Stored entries

------------

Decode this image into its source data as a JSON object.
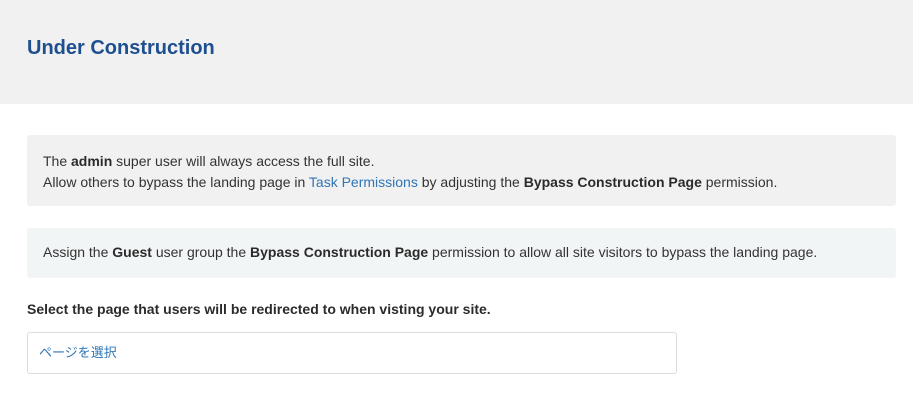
{
  "header": {
    "title": "Under Construction"
  },
  "notice_admin": {
    "line1_prefix": "The ",
    "line1_bold": "admin",
    "line1_suffix": " super user will always access the full site.",
    "line2_prefix": "Allow others to bypass the landing page in ",
    "line2_link": "Task Permissions",
    "line2_middle": " by adjusting the ",
    "line2_bold": "Bypass Construction Page",
    "line2_suffix": " permission."
  },
  "notice_guest": {
    "prefix": "Assign the ",
    "bold1": "Guest",
    "middle": " user group the ",
    "bold2": "Bypass Construction Page",
    "suffix": " permission to allow all site visitors to bypass the landing page."
  },
  "redirect": {
    "label": "Select the page that users will be redirected to when visting your site.",
    "select_text": "ページを選択"
  }
}
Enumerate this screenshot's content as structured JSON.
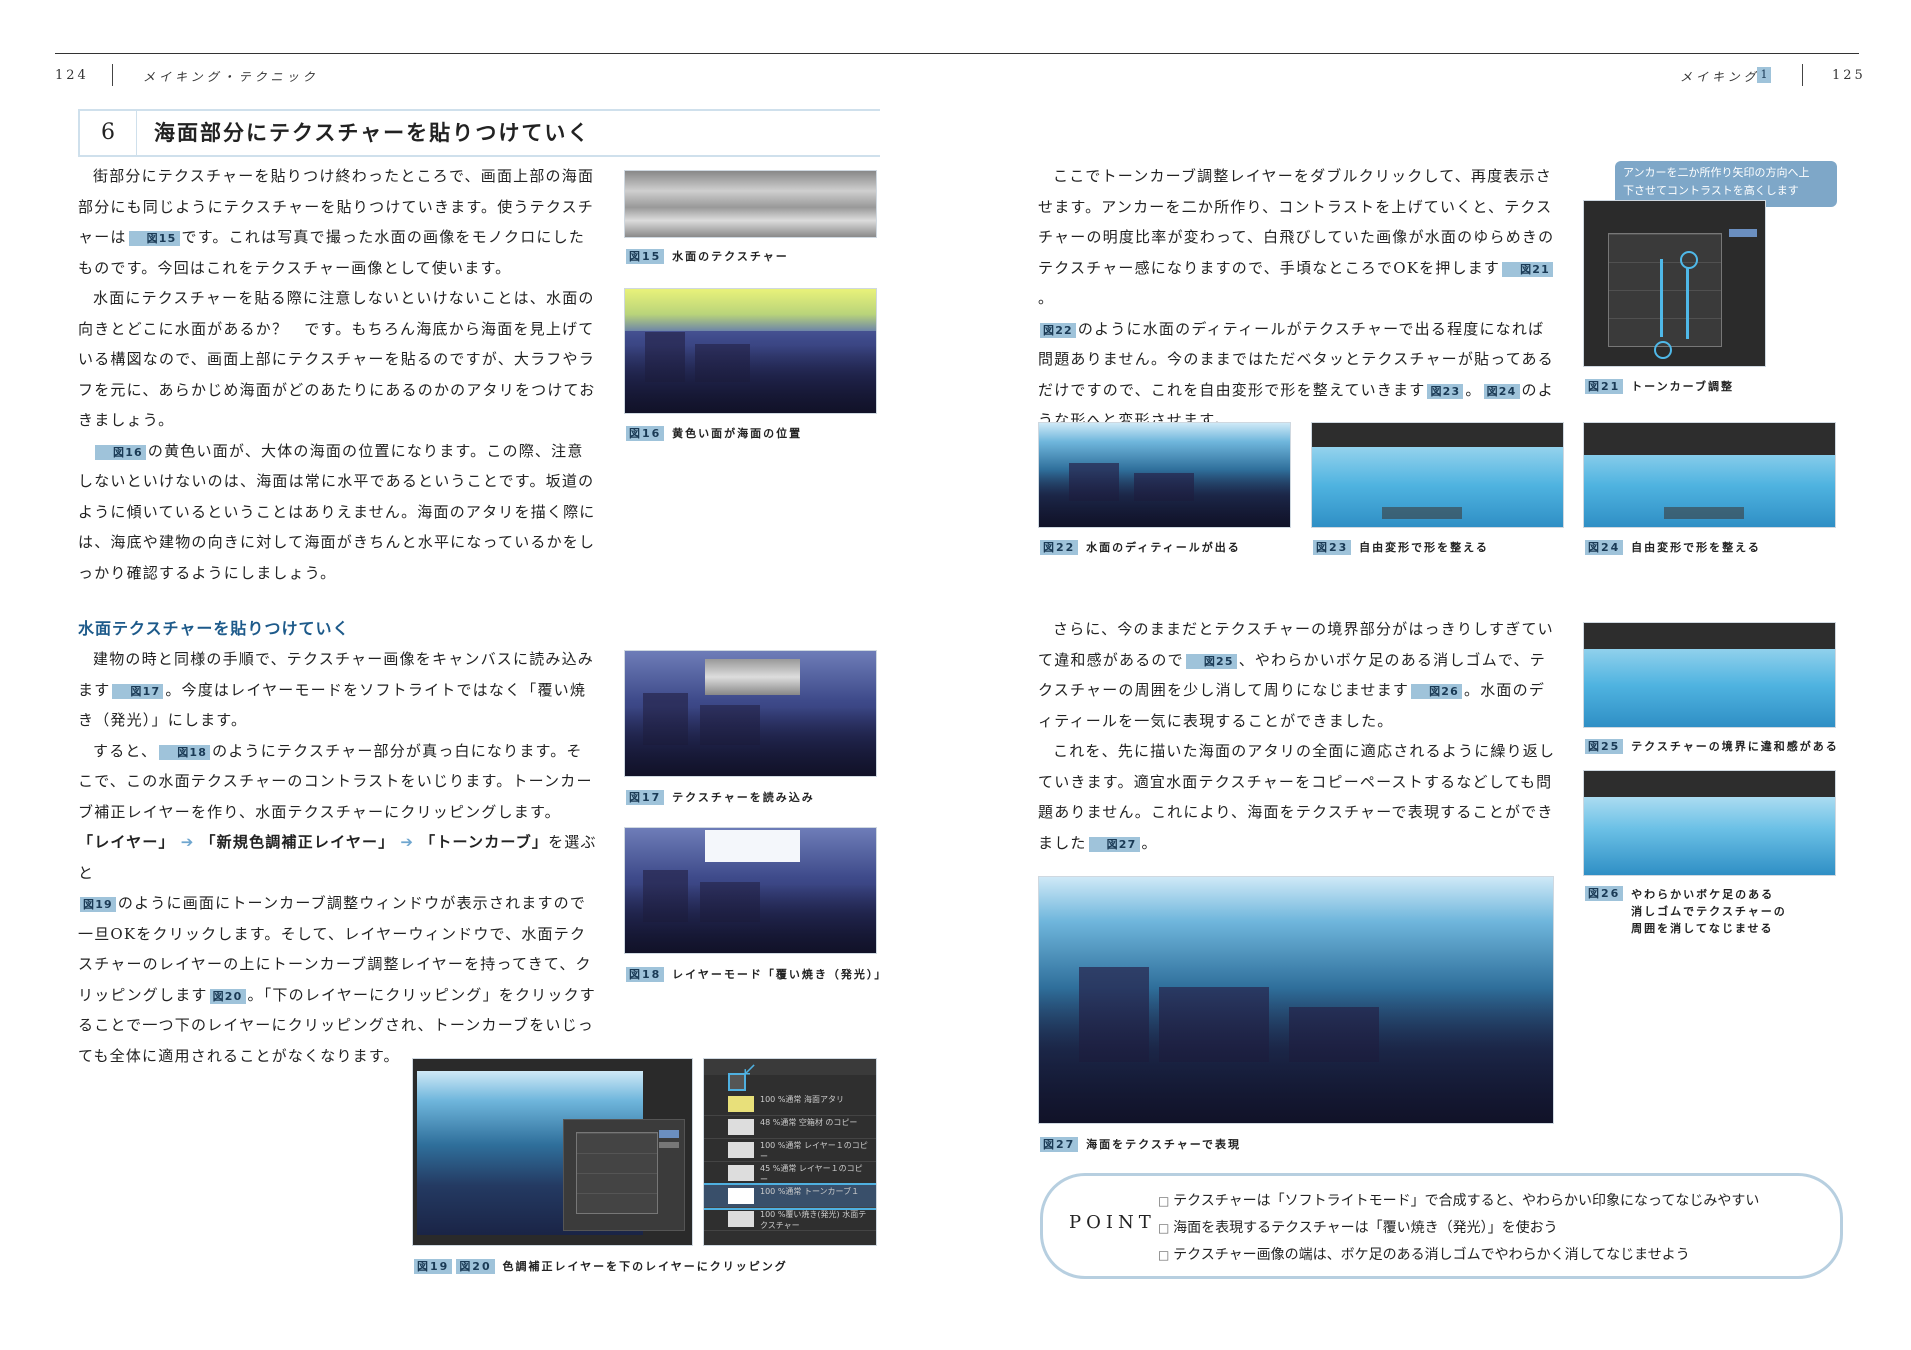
{
  "header": {
    "left_page": "124",
    "left_section": "メイキング・テクニック",
    "right_section": "メイキング",
    "right_chapter": "1",
    "right_page": "125"
  },
  "section": {
    "number": "6",
    "title": "海面部分にテクスチャーを貼りつけていく"
  },
  "left_col": {
    "p1": "街部分にテクスチャーを貼りつけ終わったところで、画面上部の海面部分にも同じようにテクスチャーを貼りつけていきます。使うテクスチャーは",
    "p1_ref": "図15",
    "p1b": "です。これは写真で撮った水面の画像をモノクロにしたものです。今回はこれをテクスチャー画像として使います。",
    "p2": "水面にテクスチャーを貼る際に注意しないといけないことは、水面の向きとどこに水面があるか？　です。もちろん海底から海面を見上げている構図なので、画面上部にテクスチャーを貼るのですが、大ラフやラフを元に、あらかじめ海面がどのあたりにあるのかのアタリをつけておきましょう。",
    "p3_ref": "図16",
    "p3": "の黄色い面が、大体の海面の位置になります。この際、注意しないといけないのは、海面は常に水平であるということです。坂道のように傾いているということはありえません。海面のアタリを描く際には、海底や建物の向きに対して海面がきちんと水平になっているかをしっかり確認するようにしましょう。",
    "subheading": "水面テクスチャーを貼りつけていく",
    "p4a": "建物の時と同様の手順で、テクスチャー画像をキャンバスに読み込みます",
    "p4_ref": "図17",
    "p4b": "。今度はレイヤーモードをソフトライトではなく「覆い焼き（発光）」にします。",
    "p5a": "すると、",
    "p5_ref": "図18",
    "p5b": "のようにテクスチャー部分が真っ白になります。そこで、この水面テクスチャーのコントラストをいじります。トーンカーブ補正レイヤーを作り、水面テクスチャーにクリッピングします。",
    "menu1": "「レイヤー」",
    "menu2": "「新規色調補正レイヤー」",
    "menu3": "「トーンカーブ」",
    "menu_tail": "を選ぶと",
    "p6_ref": "図19",
    "p6a": "のように画面にトーンカーブ調整ウィンドウが表示されますので一旦OKをクリックします。そして、レイヤーウィンドウで、水面テクスチャーのレイヤーの上にトーンカーブ調整レイヤーを持ってきて、クリッピングします",
    "p6_ref2": "図20",
    "p6b": "。「下のレイヤーにクリッピング」をクリックすることで一つ下のレイヤーにクリッピングされ、トーンカーブをいじっても全体に適用されることがなくなります。"
  },
  "right_col": {
    "p1": "ここでトーンカーブ調整レイヤーをダブルクリックして、再度表示させます。アンカーを二か所作り、コントラストを上げていくと、テクスチャーの明度比率が変わって、白飛びしていた画像が水面のゆらめきのテクスチャー感になりますので、手頃なところでOKを押します",
    "p1_ref": "図21",
    "p2_ref": "図22",
    "p2": "のように水面のディティールがテクスチャーで出る程度になれば問題ありません。今のままではただベタッとテクスチャーが貼ってあるだけですので、これを自由変形で形を整えていきます",
    "p2_ref2": "図23",
    "p2_ref3": "図24",
    "p2b": "のような形へと変形させます。",
    "p3a": "さらに、今のままだとテクスチャーの境界部分がはっきりしすぎていて違和感があるので",
    "p3_ref": "図25",
    "p3b": "、やわらかいボケ足のある消しゴムで、テクスチャーの周囲を少し消して周りになじませます",
    "p3_ref2": "図26",
    "p3c": "。水面のディティールを一気に表現することができました。",
    "p4": "これを、先に描いた海面のアタリの全面に適応されるように繰り返していきます。適宜水面テクスチャーをコピーペーストするなどしても問題ありません。これにより、海面をテクスチャーで表現することができました",
    "p4_ref": "図27"
  },
  "captions": {
    "fig15": {
      "num": "図15",
      "text": "水面のテクスチャー"
    },
    "fig16": {
      "num": "図16",
      "text": "黄色い面が海面の位置"
    },
    "fig17": {
      "num": "図17",
      "text": "テクスチャーを読み込み"
    },
    "fig18": {
      "num": "図18",
      "text": "レイヤーモード「覆い焼き（発光）」"
    },
    "fig1920": {
      "num1": "図19",
      "num2": "図20",
      "text": "色調補正レイヤーを下のレイヤーにクリッピング"
    },
    "fig21": {
      "num": "図21",
      "text": "トーンカーブ調整"
    },
    "fig22": {
      "num": "図22",
      "text": "水面のディティールが出る"
    },
    "fig23": {
      "num": "図23",
      "text": "自由変形で形を整える"
    },
    "fig24": {
      "num": "図24",
      "text": "自由変形で形を整える"
    },
    "fig25": {
      "num": "図25",
      "text": "テクスチャーの境界に違和感がある"
    },
    "fig26": {
      "num": "図26",
      "line1": "やわらかいボケ足のある",
      "line2": "消しゴムでテクスチャーの",
      "line3": "周囲を消してなじませる"
    },
    "fig27": {
      "num": "図27",
      "text": "海面をテクスチャーで表現"
    }
  },
  "callout": {
    "line1": "アンカーを二か所作り矢印の方向へ上",
    "line2": "下させてコントラストを高くします"
  },
  "point": {
    "label": "POINT",
    "items": [
      "テクスチャーは「ソフトライトモード」で合成すると、やわらかい印象になってなじみやすい",
      "海面を表現するテクスチャーは「覆い焼き（発光）」を使おう",
      "テクスチャー画像の端は、ボケ足のある消しゴムでやわらかく消してなじませよう"
    ]
  },
  "layer_panel": {
    "rows": [
      "100 %通常 海面アタリ",
      "48 %通常 空箱材 のコピー",
      "100 %通常 レイヤー１のコピー",
      "45 %通常 レイヤー１のコピー",
      "100 %通常 トーンカーブ１",
      "100 %覆い焼き(発光) 水面テクスチャー"
    ]
  }
}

------------

▶ _Task instructions_:
Find and copy each line above that includes the string "will".

▶ _Task response_:
    "line1_suffix": " super user will always access the full site.",
    "label": "Select the page that users will be redirected to when visting your site.",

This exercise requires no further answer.